:: Task to carry out ::
Look through the data below and report how many lines include "default". Only the number should be given.

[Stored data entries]
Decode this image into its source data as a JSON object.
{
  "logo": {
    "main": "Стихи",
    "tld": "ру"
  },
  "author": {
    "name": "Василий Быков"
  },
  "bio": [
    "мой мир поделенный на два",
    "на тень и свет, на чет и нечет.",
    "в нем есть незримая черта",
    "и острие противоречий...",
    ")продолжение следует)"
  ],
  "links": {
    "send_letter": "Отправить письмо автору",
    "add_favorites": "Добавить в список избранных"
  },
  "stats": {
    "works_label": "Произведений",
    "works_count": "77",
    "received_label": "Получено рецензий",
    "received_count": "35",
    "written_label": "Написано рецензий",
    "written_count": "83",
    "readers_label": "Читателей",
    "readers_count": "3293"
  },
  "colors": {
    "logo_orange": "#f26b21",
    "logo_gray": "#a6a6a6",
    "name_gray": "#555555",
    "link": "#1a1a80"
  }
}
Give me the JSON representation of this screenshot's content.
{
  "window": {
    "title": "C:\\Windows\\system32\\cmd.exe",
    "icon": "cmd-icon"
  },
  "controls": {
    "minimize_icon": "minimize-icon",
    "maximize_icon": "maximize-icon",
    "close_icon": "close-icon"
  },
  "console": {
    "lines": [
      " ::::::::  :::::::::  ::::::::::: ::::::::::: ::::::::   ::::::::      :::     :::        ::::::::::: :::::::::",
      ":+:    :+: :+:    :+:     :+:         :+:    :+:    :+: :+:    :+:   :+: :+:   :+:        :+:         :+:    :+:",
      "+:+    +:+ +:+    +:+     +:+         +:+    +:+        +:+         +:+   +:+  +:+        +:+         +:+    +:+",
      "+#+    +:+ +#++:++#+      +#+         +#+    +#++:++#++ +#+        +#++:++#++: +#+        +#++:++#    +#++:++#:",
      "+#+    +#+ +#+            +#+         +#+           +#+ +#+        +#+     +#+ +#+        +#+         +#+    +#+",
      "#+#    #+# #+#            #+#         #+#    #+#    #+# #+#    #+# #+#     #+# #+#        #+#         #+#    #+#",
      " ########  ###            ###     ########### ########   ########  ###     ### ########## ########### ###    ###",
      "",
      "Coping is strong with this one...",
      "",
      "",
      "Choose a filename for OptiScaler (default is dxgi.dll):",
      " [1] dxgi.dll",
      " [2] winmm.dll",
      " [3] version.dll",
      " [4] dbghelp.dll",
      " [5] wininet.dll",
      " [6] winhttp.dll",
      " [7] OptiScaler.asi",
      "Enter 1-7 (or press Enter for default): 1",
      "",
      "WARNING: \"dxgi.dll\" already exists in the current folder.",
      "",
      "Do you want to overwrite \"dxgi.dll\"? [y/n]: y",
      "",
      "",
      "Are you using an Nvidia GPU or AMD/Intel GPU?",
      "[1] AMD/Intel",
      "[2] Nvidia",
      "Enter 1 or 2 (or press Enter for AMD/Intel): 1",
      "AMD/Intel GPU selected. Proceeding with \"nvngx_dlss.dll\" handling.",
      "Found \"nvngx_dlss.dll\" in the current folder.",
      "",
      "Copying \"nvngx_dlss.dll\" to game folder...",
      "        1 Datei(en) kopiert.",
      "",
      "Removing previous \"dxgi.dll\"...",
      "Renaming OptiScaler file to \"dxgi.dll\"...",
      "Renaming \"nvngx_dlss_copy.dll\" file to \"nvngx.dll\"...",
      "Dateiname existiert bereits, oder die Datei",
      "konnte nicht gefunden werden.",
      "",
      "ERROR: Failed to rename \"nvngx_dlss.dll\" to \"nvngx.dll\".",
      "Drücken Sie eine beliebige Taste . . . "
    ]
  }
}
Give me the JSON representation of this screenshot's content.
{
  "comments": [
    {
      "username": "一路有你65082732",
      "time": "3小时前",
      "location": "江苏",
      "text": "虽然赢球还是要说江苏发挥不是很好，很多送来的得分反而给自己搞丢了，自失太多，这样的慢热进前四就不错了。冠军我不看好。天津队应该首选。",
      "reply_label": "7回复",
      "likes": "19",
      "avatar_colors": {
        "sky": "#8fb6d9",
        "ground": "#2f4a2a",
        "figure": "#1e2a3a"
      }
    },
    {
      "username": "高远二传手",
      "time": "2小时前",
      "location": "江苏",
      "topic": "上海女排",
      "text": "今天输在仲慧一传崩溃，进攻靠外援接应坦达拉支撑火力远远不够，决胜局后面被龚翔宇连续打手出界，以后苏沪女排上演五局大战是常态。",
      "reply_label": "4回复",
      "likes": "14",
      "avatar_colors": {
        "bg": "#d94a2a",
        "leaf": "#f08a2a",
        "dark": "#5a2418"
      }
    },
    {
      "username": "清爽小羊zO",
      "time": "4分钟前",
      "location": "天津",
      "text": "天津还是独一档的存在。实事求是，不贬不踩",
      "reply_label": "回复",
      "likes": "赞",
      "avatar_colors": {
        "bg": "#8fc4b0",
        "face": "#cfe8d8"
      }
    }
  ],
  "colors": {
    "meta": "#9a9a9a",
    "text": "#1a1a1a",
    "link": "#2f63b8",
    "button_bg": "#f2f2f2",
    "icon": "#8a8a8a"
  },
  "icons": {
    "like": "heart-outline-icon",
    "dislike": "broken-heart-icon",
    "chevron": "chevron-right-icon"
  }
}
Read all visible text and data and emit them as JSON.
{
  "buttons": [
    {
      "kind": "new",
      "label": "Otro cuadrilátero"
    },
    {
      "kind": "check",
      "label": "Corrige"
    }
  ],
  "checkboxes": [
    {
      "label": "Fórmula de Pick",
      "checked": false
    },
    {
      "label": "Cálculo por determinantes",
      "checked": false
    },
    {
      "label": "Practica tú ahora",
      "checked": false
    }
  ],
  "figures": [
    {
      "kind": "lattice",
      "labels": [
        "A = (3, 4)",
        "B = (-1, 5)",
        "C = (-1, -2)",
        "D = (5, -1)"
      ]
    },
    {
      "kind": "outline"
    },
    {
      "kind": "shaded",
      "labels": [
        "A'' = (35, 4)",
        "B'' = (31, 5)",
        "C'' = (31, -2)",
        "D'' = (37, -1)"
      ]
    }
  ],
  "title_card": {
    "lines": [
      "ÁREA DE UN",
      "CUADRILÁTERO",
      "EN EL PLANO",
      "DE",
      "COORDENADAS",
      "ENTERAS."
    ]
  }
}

:: Task output ::
2